(Data entries)
>> Start
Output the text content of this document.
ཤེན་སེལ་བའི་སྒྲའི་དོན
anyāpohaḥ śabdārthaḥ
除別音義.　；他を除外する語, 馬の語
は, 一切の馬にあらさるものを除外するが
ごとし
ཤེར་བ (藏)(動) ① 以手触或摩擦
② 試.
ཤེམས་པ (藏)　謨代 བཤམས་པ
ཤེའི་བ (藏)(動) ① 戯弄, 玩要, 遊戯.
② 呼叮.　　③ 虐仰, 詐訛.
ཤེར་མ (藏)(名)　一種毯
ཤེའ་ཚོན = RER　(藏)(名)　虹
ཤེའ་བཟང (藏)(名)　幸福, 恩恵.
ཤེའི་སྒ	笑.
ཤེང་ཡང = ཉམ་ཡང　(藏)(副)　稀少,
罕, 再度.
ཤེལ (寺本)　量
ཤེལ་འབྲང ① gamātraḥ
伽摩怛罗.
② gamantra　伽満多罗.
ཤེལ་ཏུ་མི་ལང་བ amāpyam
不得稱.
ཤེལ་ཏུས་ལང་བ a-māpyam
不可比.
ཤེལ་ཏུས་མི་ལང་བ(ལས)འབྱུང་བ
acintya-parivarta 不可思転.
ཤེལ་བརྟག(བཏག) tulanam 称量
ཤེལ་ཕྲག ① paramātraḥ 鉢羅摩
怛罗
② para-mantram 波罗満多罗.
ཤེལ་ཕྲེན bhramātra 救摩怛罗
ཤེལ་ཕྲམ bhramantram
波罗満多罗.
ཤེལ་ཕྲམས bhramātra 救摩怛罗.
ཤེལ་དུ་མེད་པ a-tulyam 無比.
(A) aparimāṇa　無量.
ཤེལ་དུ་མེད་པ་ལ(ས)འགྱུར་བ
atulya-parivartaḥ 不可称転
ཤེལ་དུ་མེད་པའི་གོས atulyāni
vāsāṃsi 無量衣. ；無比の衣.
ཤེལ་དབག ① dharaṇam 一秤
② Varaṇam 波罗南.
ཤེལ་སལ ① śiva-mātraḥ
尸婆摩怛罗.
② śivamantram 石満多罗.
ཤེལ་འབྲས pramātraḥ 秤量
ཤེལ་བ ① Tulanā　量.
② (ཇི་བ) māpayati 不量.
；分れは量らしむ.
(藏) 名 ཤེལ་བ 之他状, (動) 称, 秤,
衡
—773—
>> End
>> Start
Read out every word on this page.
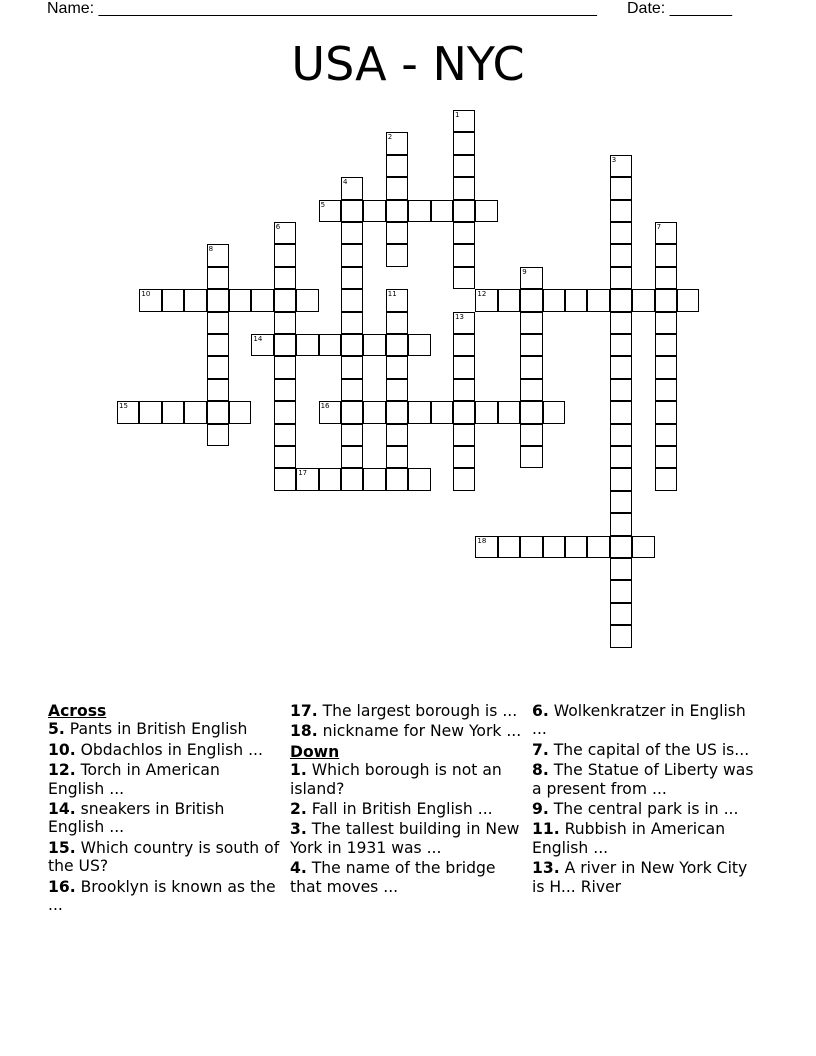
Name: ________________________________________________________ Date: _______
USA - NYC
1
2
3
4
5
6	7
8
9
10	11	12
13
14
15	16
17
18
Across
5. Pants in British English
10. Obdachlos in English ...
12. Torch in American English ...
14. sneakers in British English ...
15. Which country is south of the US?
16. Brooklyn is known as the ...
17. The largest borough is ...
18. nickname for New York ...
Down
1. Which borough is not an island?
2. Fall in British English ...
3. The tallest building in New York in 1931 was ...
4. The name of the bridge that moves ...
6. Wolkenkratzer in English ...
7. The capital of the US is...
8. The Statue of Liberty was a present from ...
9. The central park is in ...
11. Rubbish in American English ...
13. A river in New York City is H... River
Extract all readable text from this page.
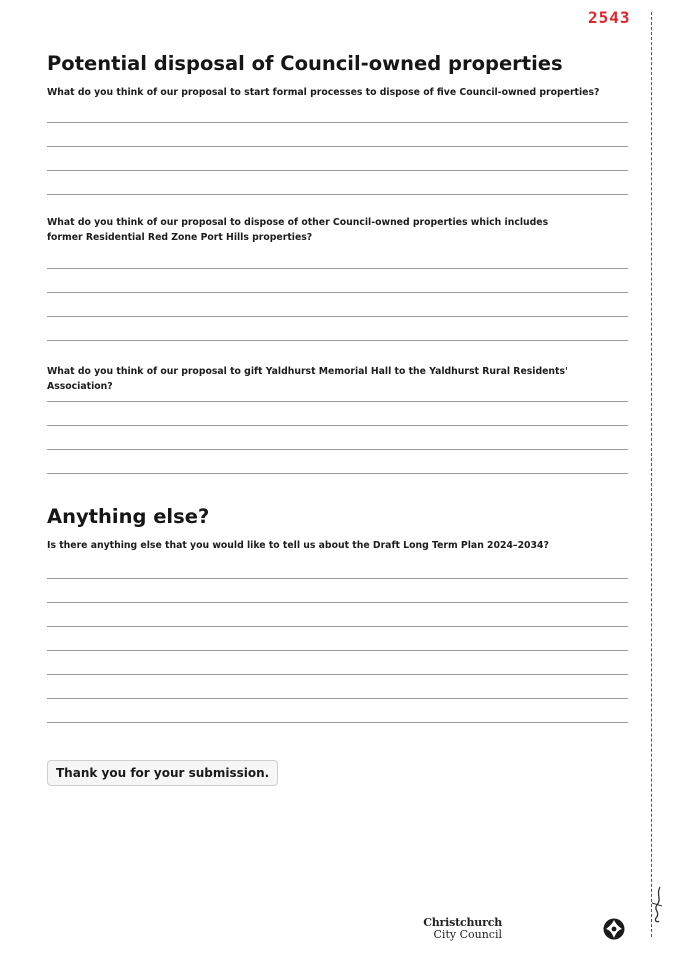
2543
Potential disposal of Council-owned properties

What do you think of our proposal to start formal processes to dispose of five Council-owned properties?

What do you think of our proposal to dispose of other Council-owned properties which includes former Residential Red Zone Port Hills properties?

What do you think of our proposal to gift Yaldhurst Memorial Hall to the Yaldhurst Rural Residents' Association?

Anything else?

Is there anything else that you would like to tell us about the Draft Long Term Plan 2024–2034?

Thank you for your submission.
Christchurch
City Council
>> End
__EXERCISE OBJECTIVE__:
Among the entries above, how many lines hold the string "page"? Respond with nothing but the number.

__ANSWER FOR THIS EXERCISE__:
2